The Credit Agreement requires periodic interest payments until maturity. The Borrower may prepay all loans under the Credit Agreement, except that voluntary prepayments of the Term Loan Facility, certain mandatory prepayments of the Term Loan Facility and acceleration of the Term Loan Facility, in each case, (i) made prior to June 21, 2025 will be subject to a 5.00% prepayment penalty, (ii) made on or after June 21, 2025 but prior to June 21, 2026 will be subject to a 4.00% prepayment penalty, or (iii) made on or after June 21, 2026 but prior to June 21, 2027 will be subject to a 3.00% prepayment penalty, and all such prepayment penalties will be calculated, in each case, based on the then-outstanding principal amount of the Term Loan Facility prepaid; provided that all of the foregoing will be subject to reduction in certain circumstances, including in connection with a prepayment made upon a Change of Control (as defined in the Credit Agreement), and certain other exceptions set forth in the loan documents. Prepayments will also be subject to customary SOFR breakage costs and will be subject to certain notice requirements.

 

Loans incurred under the Senior Secured Credit Facilities bear interest at the Borrower’s option at either (a) the Term SOFR rate plus a margin ranging from 5.75% to 6.25% per year, or (b) the ABR rate (the highest of the Federal Funds Effective Rate (as defined in the Credit Agreement) plus 0.50% per year, or the prime rate announced from time to time in The Wall Street Journal, or the Daily SOFR Rate (as defined in the Credit Agreement) plus 1.00% per year) plus a margin ranging from 4.75% to 5.25% per year (such margins being referred to as the “Applicable Margin”). The Applicable Margin for loans varies depending on the Company’s Consolidated Net Leverage Ratio (as defined in the Credit Agreement). The Term SOFR rate is subject to a 1.00% per year floor. The ABR rate is subject to a 2.00% per year floor.

 

The Borrower will be charged a commitment fee of 0.50% per year on the daily amount of the unused portions of the revolving commitments under the Revolving Loan Facility.

 

The Credit Agreement requires compliance with a Consolidated Net Leverage Ratio (as defined in the Credit Agreement) financial maintenance covenant, tested on a quarterly basis, as of the last day of the applicable fiscal quarter. The Consolidated Net Leverage Ratio must not exceed 4.75:1.00 commencing September 30, 2024 and for each fiscal quarter ending thereafter up until March 31, 2026, at which time (and for each fiscal quarter ending thereafter until maturity) the Consolidated Net Leverage Ratio must not exceed 4.00:1.00.

*DATASET EXTRACT*:

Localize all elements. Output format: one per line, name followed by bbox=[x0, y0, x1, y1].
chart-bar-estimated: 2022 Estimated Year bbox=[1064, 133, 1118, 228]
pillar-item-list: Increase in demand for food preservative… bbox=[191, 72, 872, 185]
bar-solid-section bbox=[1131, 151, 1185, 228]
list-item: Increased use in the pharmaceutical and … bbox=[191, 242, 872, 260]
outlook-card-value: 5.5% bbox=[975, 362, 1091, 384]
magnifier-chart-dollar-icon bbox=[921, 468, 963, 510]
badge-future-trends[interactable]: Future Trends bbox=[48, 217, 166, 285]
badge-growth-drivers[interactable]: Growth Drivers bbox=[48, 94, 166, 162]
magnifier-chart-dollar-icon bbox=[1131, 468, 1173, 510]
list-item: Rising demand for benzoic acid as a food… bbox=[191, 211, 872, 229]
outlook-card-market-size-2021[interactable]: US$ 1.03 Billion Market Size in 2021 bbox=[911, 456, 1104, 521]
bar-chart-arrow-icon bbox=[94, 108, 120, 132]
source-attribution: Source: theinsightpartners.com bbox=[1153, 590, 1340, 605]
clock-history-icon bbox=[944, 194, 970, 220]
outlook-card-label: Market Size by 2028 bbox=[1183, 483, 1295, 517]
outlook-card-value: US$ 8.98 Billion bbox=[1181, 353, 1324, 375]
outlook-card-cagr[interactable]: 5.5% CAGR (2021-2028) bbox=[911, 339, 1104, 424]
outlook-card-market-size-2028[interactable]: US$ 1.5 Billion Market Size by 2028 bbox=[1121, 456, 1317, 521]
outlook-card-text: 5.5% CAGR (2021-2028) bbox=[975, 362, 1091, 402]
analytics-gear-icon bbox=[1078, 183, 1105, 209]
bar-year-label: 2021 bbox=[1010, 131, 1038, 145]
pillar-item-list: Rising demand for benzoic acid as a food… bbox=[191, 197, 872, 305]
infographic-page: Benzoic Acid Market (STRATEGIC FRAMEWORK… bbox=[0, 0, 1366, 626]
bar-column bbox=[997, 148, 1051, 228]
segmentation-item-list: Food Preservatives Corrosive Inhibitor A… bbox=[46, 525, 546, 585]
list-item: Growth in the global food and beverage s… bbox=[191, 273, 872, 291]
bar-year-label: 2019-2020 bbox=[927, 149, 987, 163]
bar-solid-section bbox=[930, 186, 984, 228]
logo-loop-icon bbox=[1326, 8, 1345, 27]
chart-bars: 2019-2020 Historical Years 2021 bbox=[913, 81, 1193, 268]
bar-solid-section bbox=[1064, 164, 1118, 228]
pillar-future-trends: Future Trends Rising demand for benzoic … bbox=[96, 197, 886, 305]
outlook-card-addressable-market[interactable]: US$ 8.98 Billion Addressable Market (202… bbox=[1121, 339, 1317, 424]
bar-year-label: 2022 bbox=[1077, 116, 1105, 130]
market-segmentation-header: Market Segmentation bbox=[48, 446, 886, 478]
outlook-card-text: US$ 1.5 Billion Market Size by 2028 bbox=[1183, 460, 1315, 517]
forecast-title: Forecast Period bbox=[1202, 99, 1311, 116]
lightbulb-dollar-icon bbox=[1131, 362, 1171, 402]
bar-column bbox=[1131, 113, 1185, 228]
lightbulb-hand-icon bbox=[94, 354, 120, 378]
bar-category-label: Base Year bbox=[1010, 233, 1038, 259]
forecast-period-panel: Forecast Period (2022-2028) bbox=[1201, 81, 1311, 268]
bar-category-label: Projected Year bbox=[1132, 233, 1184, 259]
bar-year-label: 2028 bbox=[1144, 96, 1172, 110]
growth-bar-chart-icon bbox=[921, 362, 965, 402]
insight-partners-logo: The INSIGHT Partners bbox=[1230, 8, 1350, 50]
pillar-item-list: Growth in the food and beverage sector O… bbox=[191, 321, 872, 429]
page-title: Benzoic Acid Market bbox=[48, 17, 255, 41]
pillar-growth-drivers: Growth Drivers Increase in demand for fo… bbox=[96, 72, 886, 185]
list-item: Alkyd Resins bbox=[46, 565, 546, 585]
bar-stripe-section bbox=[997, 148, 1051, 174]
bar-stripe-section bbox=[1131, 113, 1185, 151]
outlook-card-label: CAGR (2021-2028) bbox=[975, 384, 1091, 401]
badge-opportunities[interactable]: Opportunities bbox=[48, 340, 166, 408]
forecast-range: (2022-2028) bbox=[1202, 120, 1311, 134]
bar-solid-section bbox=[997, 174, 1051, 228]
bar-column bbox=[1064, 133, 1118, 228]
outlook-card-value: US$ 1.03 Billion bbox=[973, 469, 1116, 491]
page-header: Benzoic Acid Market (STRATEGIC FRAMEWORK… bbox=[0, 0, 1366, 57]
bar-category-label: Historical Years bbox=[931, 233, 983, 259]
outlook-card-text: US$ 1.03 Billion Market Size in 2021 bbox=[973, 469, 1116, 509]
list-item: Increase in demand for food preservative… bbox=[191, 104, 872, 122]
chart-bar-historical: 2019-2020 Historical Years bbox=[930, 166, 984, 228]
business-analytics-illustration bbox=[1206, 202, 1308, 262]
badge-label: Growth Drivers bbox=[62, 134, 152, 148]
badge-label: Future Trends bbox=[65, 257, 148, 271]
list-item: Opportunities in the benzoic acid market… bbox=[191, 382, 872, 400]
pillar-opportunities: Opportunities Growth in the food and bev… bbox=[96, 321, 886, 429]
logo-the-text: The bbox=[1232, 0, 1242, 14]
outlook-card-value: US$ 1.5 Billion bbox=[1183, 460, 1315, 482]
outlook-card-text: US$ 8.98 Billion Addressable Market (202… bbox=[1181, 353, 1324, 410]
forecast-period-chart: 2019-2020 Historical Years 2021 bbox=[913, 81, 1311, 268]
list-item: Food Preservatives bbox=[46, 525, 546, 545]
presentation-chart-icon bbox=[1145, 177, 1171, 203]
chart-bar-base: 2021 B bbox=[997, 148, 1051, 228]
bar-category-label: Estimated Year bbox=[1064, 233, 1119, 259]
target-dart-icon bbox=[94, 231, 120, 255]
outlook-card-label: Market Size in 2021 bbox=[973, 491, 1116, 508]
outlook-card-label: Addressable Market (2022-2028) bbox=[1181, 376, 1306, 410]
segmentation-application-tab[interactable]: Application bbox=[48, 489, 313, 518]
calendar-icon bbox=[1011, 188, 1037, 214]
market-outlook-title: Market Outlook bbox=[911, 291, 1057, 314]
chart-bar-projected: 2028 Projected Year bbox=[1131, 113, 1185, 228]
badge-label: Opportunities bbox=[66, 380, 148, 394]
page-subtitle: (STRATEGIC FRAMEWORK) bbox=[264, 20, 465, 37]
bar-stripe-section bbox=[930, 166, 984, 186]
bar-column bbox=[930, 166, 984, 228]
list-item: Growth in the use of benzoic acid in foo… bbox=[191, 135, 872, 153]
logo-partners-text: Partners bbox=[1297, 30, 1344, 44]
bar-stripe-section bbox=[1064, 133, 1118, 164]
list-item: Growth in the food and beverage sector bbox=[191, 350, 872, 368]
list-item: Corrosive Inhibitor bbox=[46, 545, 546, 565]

*OBJECTIVE A*: In the credit agreement text, repeat word for word the part from "Loans incurred under" up to and including "2.00% per year floor.".
*OBJECTIVE B*: According to the credit agreement text, what floor applies to the Term SOFR rate?
*OBJECTIVE C*: Write the next part of the credit agreement text, beginning after its final sentence.

*EXERCISE OUTPUT A*:
Loans incurred under the Senior Secured Credit Facilities bear interest at the Borrower’s option at either (a) the Term SOFR rate plus a margin ranging from 5.75% to 6.25% per year, or (b) the ABR rate (the highest of the Federal Funds Effective Rate (as defined in the Credit Agreement) plus 0.50% per year, or the prime rate announced from time to time in The Wall Street Journal, or the Daily SOFR Rate (as defined in the Credit Agreement) plus 1.00% per year) plus a margin ranging from 4.75% to 5.25% per year (such margins being referred to as the “Applicable Margin”). The Applicable Margin for loans varies depending on the Company’s Consolidated Net Leverage Ratio (as defined in the Credit Agreement). The Term SOFR rate is subject to a 1.00% per year floor. The ABR rate is subject to a 2.00% per year floor.

*EXERCISE OUTPUT B*: A floor of 1.00% per year.

*EXERCISE OUTPUT C*:
In addition, the Credit Agreement contains various covenants that, among other restrictions, limit the Company’s and its subsidiaries’ ability to incur or assume indebtedness; grant or assume liens; make acquisitions or engage in mergers; sell, transfer, assign or convey assets; repurchase equity and make dividend and certain other restricted payments; make investments; engage in transactions with affiliates; enter into sale and leaseback transactions; enter into burdensome agreements; change the nature of their business; modify their organizational documents; or amend or make prepayments on certain junior debt and certain unsecured debt.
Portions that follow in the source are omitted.